◆ **WHAT YOU SHOULD DO**: Repeat, without any change, the entries presented below.

◆ **DATASET RECORDS**:
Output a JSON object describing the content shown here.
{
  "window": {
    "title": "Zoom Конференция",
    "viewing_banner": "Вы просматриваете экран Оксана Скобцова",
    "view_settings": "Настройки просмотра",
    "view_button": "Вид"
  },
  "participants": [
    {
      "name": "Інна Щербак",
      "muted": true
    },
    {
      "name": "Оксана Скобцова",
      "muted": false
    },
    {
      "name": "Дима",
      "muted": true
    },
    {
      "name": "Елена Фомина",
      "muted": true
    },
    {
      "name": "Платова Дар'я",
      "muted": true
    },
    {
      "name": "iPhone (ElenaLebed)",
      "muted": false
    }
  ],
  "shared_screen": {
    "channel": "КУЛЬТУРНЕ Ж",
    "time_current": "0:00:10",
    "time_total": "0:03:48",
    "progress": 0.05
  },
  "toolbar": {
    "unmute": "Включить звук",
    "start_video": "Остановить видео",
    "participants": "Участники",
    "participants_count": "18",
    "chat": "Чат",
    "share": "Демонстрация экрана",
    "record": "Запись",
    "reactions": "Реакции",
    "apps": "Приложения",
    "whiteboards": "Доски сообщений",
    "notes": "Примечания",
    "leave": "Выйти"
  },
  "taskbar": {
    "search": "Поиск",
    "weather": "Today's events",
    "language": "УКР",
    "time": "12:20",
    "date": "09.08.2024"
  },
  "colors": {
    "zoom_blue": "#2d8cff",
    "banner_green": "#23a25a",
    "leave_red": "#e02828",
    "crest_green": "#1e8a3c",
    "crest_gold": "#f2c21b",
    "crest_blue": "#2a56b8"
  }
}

◆ **EXERCISE RESPONSE**:
Output a JSON object describing the content shown here.
{
  "window": {
    "title": "Zoom Конференция",
    "viewing_banner": "Вы просматриваете экран Оксана Скобцова",
    "view_settings": "Настройки просмотра",
    "view_button": "Вид"
  },
  "participants": [
    {
      "name": "Інна Щербак",
      "muted": true
    },
    {
      "name": "Оксана Скобцова",
      "muted": false
    },
    {
      "name": "Дима",
      "muted": true
    },
    {
      "name": "Елена Фомина",
      "muted": true
    },
    {
      "name": "Платова Дар'я",
      "muted": true
    },
    {
      "name": "iPhone (ElenaLebed)",
      "muted": false
    }
  ],
  "shared_screen": {
    "channel": "КУЛЬТУРНЕ Ж",
    "time_current": "0:00:10",
    "time_total": "0:03:48",
    "progress": 0.05
  },
  "toolbar": {
    "unmute": "Включить звук",
    "start_video": "Остановить видео",
    "participants": "Участники",
    "participants_count": "18",
    "chat": "Чат",
    "share": "Демонстрация экрана",
    "record": "Запись",
    "reactions": "Реакции",
    "apps": "Приложения",
    "whiteboards": "Доски сообщений",
    "notes": "Примечания",
    "leave": "Выйти"
  },
  "taskbar": {
    "search": "Поиск",
    "weather": "Today's events",
    "language": "УКР",
    "time": "12:20",
    "date": "09.08.2024"
  },
  "colors": {
    "zoom_blue": "#2d8cff",
    "banner_green": "#23a25a",
    "leave_red": "#e02828",
    "crest_green": "#1e8a3c",
    "crest_gold": "#f2c21b",
    "crest_blue": "#2a56b8"
  }
}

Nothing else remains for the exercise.